Request
Search the entries for the word "power" and pull out each line that has it.

Collection entries
*****

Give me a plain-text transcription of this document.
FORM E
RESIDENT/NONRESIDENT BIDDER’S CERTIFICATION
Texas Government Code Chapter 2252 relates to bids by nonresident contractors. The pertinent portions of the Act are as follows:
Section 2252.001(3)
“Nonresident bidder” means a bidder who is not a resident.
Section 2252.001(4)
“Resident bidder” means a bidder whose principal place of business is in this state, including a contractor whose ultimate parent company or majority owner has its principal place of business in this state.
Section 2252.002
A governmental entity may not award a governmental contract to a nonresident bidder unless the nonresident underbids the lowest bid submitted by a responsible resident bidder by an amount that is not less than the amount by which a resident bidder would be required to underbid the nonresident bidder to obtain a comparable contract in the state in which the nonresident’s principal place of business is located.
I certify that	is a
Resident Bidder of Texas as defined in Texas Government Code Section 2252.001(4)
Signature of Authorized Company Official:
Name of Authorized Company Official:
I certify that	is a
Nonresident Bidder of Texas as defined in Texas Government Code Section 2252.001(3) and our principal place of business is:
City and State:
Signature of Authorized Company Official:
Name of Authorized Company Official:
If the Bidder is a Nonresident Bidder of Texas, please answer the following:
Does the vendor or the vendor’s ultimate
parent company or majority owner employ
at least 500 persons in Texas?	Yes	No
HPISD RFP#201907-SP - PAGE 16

*****

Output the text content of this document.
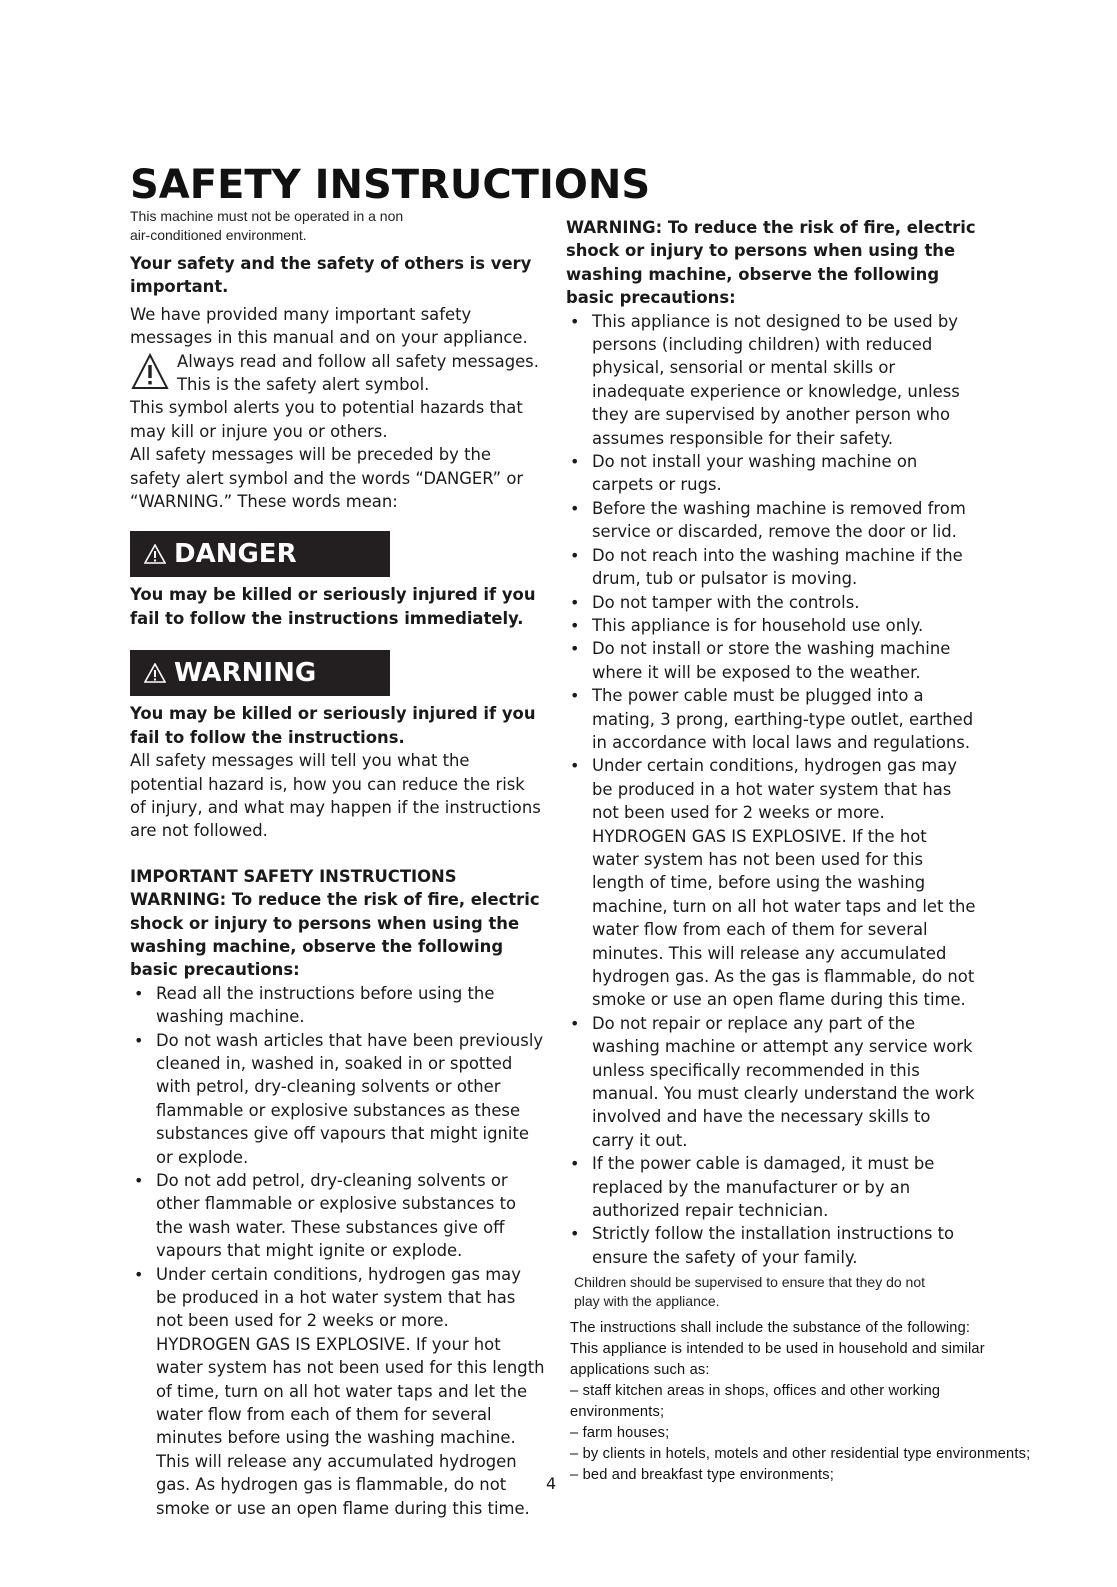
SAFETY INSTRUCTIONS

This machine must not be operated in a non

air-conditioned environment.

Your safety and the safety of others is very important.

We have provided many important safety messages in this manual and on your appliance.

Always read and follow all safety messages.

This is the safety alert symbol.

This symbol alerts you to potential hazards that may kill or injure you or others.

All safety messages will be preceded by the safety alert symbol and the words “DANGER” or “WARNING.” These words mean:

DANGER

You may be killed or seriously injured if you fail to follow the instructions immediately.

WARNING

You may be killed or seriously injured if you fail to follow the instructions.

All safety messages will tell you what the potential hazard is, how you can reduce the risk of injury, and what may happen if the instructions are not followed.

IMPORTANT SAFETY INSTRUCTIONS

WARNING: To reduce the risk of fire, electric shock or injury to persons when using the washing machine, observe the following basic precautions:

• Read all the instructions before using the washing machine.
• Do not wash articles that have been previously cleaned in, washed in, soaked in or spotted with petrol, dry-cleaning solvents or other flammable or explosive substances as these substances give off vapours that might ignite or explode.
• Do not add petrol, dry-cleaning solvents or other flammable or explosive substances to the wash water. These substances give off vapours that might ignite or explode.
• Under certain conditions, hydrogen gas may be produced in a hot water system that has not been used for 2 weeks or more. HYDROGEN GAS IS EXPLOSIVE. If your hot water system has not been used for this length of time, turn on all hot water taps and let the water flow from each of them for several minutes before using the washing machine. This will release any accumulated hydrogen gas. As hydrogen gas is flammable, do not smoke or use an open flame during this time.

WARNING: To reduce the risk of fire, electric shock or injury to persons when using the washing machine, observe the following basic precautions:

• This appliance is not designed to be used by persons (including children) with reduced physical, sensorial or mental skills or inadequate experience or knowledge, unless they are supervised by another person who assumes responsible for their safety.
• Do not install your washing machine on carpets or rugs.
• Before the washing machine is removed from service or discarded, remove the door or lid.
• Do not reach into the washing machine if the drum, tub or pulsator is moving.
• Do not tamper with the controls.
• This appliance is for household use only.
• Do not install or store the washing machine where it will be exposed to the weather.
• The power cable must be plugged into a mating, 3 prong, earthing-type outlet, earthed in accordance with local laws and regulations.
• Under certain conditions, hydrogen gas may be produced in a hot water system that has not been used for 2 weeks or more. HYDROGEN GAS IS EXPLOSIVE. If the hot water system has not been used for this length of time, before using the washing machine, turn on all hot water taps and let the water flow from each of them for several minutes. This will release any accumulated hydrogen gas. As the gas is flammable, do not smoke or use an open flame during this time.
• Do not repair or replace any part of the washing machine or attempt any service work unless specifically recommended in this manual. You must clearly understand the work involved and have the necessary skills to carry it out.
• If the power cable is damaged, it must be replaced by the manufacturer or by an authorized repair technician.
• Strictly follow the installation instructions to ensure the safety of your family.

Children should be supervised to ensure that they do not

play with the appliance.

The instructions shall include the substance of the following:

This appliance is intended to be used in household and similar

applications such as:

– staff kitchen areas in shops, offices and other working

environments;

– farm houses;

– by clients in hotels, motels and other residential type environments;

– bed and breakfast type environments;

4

*****

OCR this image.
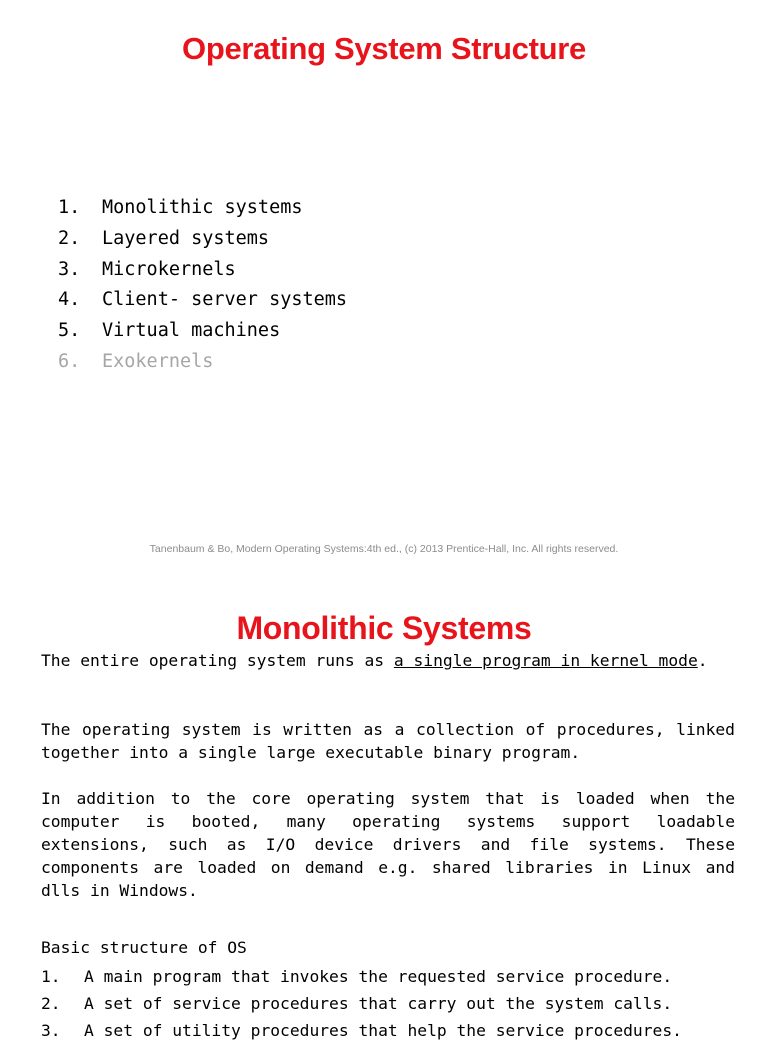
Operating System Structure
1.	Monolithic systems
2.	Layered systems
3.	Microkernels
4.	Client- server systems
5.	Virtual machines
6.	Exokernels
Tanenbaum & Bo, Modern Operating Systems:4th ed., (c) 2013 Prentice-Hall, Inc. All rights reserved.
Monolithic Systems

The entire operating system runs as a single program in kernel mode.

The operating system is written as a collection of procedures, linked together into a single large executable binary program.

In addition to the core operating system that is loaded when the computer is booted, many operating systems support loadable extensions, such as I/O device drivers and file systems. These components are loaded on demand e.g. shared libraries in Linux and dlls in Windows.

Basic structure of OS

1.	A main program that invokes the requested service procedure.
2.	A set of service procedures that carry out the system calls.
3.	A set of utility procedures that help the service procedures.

*****

Exercise result
• The power cable must be plugged into a mating, 3 prong, earthing-type outlet, earthed in accordance with local laws and regulations.
• If the power cable is damaged, it must be replaced by the manufacturer or by an authorized repair technician.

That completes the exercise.